====== Records
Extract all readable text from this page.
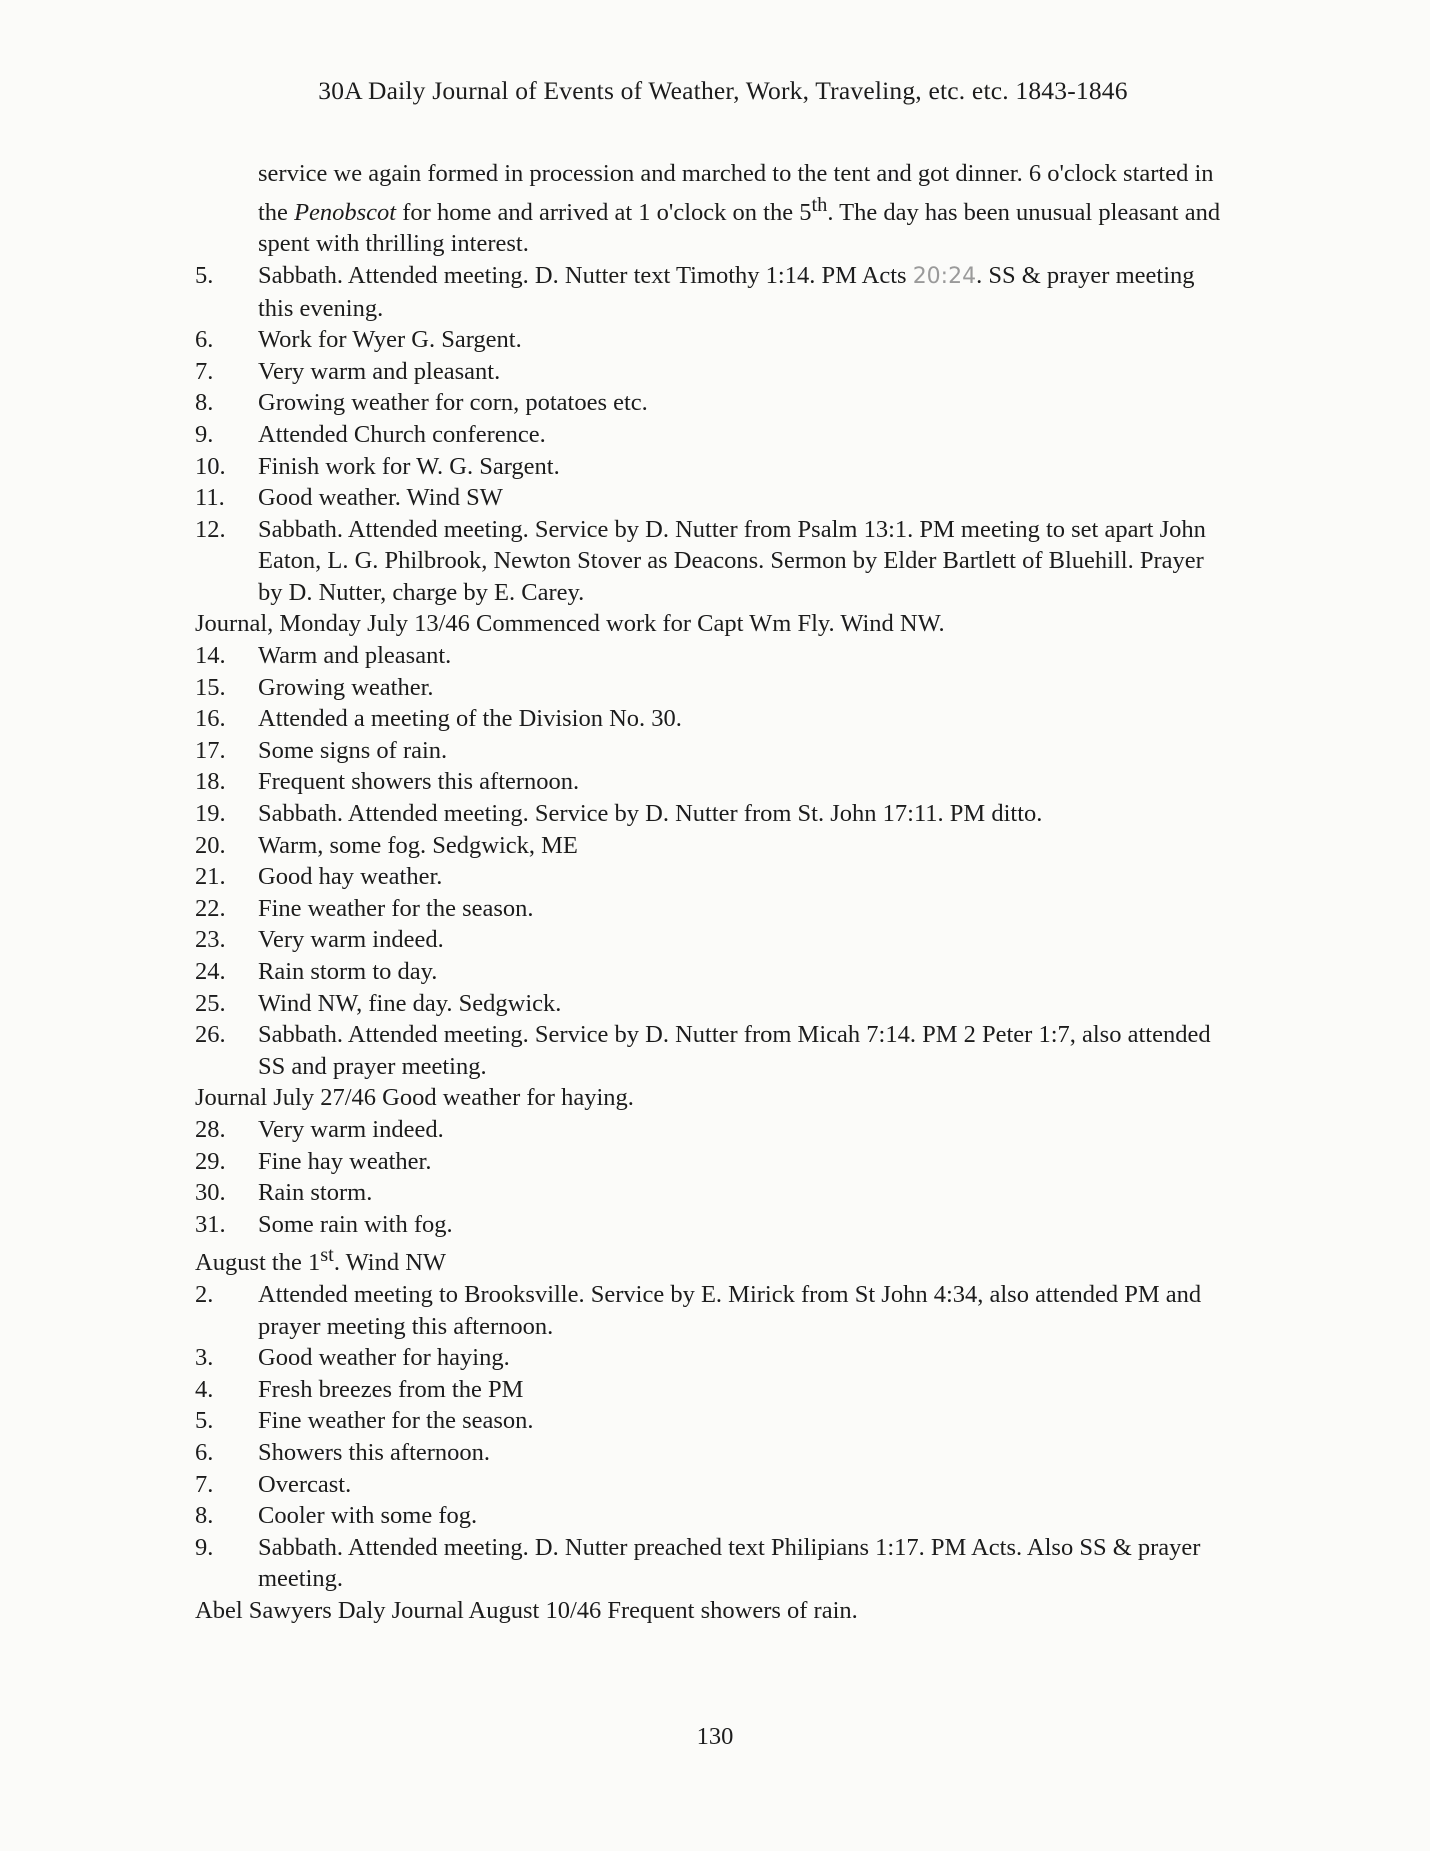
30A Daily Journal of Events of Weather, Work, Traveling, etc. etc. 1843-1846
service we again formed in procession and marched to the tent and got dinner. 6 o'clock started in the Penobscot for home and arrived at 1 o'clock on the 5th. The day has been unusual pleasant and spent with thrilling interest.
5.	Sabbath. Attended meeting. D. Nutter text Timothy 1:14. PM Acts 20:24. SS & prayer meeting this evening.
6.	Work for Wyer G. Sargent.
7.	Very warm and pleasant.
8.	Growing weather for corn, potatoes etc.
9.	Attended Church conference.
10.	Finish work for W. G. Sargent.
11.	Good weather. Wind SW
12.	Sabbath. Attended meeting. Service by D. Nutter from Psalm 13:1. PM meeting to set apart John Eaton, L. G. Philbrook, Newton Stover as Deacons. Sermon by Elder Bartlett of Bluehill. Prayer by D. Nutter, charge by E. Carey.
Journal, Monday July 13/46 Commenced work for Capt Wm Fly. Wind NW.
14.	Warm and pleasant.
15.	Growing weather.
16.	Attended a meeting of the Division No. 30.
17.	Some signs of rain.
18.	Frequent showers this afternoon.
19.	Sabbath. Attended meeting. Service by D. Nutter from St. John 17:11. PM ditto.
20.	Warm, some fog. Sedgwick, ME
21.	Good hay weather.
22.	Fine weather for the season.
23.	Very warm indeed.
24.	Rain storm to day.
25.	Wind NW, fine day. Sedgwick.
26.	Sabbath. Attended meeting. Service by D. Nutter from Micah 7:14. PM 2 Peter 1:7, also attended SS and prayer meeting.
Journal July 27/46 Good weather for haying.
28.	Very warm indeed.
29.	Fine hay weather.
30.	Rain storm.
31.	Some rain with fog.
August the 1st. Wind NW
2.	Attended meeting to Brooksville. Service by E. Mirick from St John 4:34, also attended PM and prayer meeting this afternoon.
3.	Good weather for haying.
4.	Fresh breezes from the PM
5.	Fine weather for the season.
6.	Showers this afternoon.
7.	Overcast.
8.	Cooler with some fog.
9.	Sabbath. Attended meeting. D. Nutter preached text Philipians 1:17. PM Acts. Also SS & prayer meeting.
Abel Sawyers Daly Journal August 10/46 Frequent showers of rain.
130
============
Where a line contains the string "Journal", extract that line.

30A Daily Journal of Events of Weather, Work, Traveling, etc. etc. 1843-1846
Journal, Monday July 13/46 Commenced work for Capt Wm Fly. Wind NW.
Journal July 27/46 Good weather for haying.
Abel Sawyers Daly Journal August 10/46 Frequent showers of rain.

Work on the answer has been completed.